## Do this
Find each line that has the string "content" and give the total, with nothing else.

[Raw records]
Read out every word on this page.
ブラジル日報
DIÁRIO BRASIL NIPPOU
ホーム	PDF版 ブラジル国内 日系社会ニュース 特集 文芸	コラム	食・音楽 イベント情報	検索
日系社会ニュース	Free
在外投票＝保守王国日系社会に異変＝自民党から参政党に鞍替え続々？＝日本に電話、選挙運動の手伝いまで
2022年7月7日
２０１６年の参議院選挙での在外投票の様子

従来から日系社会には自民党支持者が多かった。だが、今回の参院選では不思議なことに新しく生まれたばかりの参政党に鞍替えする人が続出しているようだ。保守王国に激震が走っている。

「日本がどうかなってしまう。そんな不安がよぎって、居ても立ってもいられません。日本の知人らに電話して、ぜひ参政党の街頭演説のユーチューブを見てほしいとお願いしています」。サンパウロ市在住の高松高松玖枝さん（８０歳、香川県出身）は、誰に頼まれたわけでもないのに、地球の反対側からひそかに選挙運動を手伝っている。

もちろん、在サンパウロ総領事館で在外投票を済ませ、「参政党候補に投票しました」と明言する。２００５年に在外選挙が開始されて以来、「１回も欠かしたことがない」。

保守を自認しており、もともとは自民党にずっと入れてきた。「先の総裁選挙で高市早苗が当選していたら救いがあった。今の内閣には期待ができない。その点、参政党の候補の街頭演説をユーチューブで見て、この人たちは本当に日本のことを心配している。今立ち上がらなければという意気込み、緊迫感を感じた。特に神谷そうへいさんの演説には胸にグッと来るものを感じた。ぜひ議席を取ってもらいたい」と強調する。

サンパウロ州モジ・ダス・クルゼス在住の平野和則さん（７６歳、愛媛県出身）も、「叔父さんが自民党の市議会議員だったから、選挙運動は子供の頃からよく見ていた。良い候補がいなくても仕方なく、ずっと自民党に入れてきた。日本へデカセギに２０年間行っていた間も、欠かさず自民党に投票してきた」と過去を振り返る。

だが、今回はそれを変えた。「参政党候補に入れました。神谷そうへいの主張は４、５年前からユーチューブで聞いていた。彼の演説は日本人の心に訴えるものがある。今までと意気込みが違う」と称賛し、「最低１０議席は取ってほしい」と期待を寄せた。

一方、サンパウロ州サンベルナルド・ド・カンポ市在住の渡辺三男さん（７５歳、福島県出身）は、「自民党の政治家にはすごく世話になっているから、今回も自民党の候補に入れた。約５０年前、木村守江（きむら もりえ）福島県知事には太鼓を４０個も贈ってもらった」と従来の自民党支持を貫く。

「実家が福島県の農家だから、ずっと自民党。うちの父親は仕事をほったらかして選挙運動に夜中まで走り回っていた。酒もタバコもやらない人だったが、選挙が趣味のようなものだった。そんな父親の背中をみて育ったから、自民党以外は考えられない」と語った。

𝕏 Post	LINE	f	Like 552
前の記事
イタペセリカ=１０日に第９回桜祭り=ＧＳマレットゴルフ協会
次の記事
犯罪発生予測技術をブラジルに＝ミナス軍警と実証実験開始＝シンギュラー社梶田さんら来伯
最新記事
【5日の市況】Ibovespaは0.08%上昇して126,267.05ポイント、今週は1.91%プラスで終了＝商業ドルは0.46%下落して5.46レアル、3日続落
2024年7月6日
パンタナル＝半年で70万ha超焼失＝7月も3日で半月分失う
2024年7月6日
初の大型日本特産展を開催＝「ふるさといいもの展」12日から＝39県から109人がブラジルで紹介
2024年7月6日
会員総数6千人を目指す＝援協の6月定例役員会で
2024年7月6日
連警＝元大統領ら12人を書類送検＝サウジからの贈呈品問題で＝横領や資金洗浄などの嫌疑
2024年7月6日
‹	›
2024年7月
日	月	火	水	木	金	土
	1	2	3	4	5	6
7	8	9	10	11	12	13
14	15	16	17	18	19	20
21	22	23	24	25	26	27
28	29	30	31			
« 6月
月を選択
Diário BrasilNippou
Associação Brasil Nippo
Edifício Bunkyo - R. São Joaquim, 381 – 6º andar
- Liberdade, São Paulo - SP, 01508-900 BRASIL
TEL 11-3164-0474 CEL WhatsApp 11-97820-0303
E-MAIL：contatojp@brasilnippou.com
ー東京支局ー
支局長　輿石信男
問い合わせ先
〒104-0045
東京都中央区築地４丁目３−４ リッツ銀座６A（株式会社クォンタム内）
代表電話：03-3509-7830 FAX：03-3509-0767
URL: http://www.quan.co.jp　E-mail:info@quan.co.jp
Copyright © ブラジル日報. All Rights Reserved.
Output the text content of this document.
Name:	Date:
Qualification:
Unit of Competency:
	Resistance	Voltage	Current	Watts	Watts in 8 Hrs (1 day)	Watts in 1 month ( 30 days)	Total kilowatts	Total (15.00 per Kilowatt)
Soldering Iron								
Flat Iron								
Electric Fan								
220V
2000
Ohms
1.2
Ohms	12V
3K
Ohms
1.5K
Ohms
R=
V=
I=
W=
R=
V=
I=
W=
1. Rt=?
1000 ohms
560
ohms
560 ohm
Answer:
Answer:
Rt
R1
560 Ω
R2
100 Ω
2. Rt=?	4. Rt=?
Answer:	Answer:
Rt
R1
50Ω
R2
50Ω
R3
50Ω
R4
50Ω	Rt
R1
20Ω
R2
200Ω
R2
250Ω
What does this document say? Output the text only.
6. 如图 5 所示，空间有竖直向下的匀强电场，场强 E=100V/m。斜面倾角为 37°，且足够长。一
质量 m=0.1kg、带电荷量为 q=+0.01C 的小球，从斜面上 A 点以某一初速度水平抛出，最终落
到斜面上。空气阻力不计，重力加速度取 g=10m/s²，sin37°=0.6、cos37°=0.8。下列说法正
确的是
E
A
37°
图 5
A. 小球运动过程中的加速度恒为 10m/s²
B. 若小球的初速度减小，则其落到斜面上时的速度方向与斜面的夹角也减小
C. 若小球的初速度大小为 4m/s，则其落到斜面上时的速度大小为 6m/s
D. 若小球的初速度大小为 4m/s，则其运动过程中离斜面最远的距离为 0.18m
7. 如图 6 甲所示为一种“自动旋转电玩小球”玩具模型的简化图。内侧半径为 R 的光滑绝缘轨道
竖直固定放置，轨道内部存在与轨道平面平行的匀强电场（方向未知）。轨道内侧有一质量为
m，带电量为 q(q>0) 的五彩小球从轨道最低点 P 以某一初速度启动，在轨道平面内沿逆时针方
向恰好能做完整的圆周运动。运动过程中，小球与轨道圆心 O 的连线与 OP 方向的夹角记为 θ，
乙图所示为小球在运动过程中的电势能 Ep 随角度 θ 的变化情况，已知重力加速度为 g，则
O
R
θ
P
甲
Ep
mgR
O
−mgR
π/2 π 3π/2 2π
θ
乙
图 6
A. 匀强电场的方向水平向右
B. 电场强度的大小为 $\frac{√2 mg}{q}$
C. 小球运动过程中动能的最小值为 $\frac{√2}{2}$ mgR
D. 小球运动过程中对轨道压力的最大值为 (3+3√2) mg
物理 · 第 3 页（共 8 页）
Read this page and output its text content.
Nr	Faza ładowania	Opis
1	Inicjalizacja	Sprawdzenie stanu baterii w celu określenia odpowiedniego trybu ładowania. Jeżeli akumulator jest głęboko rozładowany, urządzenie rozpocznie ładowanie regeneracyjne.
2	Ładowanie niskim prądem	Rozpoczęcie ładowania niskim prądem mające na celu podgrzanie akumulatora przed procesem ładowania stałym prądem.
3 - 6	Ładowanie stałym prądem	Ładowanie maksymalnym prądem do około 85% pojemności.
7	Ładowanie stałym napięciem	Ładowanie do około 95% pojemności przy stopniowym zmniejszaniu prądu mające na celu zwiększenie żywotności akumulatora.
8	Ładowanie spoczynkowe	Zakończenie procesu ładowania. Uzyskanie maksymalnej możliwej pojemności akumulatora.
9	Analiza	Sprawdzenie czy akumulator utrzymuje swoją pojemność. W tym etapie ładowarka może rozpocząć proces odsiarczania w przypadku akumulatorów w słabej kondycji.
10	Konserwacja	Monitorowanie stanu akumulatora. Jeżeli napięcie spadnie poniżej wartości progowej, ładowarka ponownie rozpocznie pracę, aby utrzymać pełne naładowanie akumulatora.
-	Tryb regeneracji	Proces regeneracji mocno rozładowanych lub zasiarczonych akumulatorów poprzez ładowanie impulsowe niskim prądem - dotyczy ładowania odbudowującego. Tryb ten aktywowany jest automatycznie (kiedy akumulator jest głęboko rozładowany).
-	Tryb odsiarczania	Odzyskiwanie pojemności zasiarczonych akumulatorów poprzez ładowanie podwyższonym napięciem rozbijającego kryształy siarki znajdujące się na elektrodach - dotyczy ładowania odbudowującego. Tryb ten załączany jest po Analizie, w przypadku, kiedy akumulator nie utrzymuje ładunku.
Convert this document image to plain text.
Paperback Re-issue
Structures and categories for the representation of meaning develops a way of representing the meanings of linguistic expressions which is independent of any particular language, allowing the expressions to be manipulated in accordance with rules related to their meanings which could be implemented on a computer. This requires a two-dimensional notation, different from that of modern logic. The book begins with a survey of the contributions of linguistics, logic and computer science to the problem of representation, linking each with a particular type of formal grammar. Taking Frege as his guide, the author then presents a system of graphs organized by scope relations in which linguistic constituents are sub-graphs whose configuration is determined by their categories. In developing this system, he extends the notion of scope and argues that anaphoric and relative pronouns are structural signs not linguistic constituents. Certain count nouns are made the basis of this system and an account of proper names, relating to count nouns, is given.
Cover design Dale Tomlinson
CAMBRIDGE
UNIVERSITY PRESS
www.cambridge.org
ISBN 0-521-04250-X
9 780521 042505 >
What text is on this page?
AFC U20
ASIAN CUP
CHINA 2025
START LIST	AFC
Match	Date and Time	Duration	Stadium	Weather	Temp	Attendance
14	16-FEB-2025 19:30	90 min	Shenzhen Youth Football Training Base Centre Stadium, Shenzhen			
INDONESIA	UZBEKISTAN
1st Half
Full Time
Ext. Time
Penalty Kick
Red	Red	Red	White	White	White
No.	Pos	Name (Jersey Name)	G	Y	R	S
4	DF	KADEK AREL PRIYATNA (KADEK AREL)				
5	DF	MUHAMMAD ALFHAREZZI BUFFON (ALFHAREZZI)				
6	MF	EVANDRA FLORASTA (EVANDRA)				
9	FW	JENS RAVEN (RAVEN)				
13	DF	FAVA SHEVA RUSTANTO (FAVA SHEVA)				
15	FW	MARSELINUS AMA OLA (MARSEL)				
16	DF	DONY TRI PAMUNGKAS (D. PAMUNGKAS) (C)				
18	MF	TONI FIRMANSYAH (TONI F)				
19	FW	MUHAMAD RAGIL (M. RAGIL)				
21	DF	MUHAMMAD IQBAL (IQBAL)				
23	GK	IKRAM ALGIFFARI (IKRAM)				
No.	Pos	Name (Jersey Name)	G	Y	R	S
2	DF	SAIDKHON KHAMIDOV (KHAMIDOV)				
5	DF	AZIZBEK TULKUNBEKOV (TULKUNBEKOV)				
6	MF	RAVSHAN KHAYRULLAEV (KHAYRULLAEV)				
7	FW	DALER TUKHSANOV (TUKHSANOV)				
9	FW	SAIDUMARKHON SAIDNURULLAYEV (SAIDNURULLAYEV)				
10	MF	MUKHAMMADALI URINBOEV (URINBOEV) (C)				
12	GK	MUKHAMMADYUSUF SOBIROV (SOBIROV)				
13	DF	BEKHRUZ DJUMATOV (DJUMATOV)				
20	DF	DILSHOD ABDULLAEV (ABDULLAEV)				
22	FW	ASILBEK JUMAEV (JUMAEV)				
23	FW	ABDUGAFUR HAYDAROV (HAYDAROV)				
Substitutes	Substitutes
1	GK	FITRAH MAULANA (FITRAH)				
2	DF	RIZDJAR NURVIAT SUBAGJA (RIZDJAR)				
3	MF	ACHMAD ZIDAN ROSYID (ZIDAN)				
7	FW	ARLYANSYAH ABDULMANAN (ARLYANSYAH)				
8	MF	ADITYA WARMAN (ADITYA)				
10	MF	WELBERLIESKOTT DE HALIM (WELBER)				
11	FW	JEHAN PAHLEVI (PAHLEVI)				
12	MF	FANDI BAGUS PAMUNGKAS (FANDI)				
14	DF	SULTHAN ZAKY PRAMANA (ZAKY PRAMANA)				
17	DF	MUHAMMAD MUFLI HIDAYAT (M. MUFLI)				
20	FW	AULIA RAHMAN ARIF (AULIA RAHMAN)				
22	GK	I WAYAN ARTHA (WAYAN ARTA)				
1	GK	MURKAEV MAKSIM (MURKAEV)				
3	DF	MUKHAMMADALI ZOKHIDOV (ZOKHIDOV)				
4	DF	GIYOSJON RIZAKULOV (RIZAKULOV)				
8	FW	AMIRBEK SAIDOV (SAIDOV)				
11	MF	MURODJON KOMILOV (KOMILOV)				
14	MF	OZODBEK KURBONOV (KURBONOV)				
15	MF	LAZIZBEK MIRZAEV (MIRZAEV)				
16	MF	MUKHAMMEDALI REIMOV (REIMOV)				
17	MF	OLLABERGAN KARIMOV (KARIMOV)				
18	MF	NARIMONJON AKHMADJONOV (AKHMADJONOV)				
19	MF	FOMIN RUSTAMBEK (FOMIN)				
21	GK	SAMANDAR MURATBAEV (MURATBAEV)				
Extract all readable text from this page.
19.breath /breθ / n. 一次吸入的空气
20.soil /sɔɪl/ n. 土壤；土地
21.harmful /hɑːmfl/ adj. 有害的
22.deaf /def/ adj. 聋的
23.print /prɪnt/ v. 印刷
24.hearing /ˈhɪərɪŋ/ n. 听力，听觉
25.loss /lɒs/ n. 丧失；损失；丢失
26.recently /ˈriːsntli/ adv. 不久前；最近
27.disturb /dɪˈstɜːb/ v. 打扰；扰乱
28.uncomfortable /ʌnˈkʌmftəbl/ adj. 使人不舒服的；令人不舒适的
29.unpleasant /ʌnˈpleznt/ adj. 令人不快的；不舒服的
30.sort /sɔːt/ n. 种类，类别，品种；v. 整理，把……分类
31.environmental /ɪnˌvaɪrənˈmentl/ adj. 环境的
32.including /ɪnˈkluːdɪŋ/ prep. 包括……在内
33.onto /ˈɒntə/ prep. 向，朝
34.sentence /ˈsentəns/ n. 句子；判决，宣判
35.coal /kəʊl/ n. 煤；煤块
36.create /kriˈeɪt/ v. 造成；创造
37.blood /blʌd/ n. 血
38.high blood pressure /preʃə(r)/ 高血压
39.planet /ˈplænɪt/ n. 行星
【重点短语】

## Response to the exercise
2